§ **Directive**
Set down the full listing exactly, character for character.

§ **Rows**
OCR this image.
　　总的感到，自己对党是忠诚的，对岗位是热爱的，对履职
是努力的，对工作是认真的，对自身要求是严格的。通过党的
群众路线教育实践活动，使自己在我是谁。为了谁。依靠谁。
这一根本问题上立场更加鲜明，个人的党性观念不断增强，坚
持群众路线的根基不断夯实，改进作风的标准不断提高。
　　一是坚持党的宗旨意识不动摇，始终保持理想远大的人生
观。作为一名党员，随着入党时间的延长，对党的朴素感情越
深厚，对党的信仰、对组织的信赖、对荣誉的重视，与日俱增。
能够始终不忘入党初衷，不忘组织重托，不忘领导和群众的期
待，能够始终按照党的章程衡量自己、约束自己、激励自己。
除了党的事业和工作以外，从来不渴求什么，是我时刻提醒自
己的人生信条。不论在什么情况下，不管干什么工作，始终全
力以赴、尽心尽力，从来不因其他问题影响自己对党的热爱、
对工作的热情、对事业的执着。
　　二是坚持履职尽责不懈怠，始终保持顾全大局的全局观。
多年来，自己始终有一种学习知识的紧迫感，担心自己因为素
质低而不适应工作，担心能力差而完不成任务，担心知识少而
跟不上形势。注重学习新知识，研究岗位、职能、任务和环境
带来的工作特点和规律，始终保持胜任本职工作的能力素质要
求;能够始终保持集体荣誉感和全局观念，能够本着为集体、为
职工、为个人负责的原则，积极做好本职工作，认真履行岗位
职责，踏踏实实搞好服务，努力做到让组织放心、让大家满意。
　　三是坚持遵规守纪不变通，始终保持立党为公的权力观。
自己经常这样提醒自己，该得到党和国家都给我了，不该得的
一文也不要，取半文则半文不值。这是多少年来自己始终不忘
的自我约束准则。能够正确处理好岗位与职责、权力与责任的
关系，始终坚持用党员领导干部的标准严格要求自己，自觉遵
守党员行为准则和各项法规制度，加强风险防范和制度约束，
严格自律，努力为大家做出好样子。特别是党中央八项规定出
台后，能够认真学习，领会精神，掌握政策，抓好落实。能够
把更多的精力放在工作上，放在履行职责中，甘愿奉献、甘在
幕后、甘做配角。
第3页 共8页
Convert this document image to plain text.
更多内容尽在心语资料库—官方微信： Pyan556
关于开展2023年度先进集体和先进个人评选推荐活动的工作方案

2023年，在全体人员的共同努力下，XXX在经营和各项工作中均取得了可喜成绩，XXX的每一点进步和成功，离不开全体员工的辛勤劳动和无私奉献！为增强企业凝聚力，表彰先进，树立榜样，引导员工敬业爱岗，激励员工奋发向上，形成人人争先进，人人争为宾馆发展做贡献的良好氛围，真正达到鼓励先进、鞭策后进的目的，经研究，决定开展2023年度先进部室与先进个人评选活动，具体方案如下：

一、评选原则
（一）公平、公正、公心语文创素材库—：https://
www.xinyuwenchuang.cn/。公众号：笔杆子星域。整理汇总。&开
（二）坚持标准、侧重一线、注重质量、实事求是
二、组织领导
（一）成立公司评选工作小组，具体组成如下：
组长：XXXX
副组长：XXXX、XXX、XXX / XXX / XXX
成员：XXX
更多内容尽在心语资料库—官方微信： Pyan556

§ **Full response**
OCR this image.
　　总的感到，自己对党是忠诚的，对岗位是热爱的，对履职
是努力的，对工作是认真的，对自身要求是严格的。通过党的
群众路线教育实践活动，使自己在我是谁。为了谁。依靠谁。
这一根本问题上立场更加鲜明，个人的党性观念不断增强，坚
持群众路线的根基不断夯实，改进作风的标准不断提高。
　　一是坚持党的宗旨意识不动摇，始终保持理想远大的人生
观。作为一名党员，随着入党时间的延长，对党的朴素感情越
深厚，对党的信仰、对组织的信赖、对荣誉的重视，与日俱增。
能够始终不忘入党初衷，不忘组织重托，不忘领导和群众的期
待，能够始终按照党的章程衡量自己、约束自己、激励自己。
除了党的事业和工作以外，从来不渴求什么，是我时刻提醒自
己的人生信条。不论在什么情况下，不管干什么工作，始终全
力以赴、尽心尽力，从来不因其他问题影响自己对党的热爱、
对工作的热情、对事业的执着。
　　二是坚持履职尽责不懈怠，始终保持顾全大局的全局观。
多年来，自己始终有一种学习知识的紧迫感，担心自己因为素
质低而不适应工作，担心能力差而完不成任务，担心知识少而
跟不上形势。注重学习新知识，研究岗位、职能、任务和环境
带来的工作特点和规律，始终保持胜任本职工作的能力素质要
求;能够始终保持集体荣誉感和全局观念，能够本着为集体、为
职工、为个人负责的原则，积极做好本职工作，认真履行岗位
职责，踏踏实实搞好服务，努力做到让组织放心、让大家满意。
　　三是坚持遵规守纪不变通，始终保持立党为公的权力观。
自己经常这样提醒自己，该得到党和国家都给我了，不该得的
一文也不要，取半文则半文不值。这是多少年来自己始终不忘
的自我约束准则。能够正确处理好岗位与职责、权力与责任的
关系，始终坚持用党员领导干部的标准严格要求自己，自觉遵
守党员行为准则和各项法规制度，加强风险防范和制度约束，
严格自律，努力为大家做出好样子。特别是党中央八项规定出
台后，能够认真学习，领会精神，掌握政策，抓好落实。能够
把更多的精力放在工作上，放在履行职责中，甘愿奉献、甘在
幕后、甘做配角。
第3页 共8页
Convert this document image to plain text.
更多内容尽在心语资料库—官方微信： Pyan556
关于开展2023年度先进集体和先进个人评选推荐活动的工作方案

2023年，在全体人员的共同努力下，XXX在经营和各项工作中均取得了可喜成绩，XXX的每一点进步和成功，离不开全体员工的辛勤劳动和无私奉献！为增强企业凝聚力，表彰先进，树立榜样，引导员工敬业爱岗，激励员工奋发向上，形成人人争先进，人人争为宾馆发展做贡献的良好氛围，真正达到鼓励先进、鞭策后进的目的，经研究，决定开展2023年度先进部室与先进个人评选活动，具体方案如下：

一、评选原则
（一）公平、公正、公心语文创素材库—：https://
www.xinyuwenchuang.cn/。公众号：笔杆子星域。整理汇总。&开
（二）坚持标准、侧重一线、注重质量、实事求是
二、组织领导
（一）成立公司评选工作小组，具体组成如下：
组长：XXXX
副组长：XXXX、XXX、XXX / XXX / XXX
成员：XXX
更多内容尽在心语资料库—官方微信： Pyan556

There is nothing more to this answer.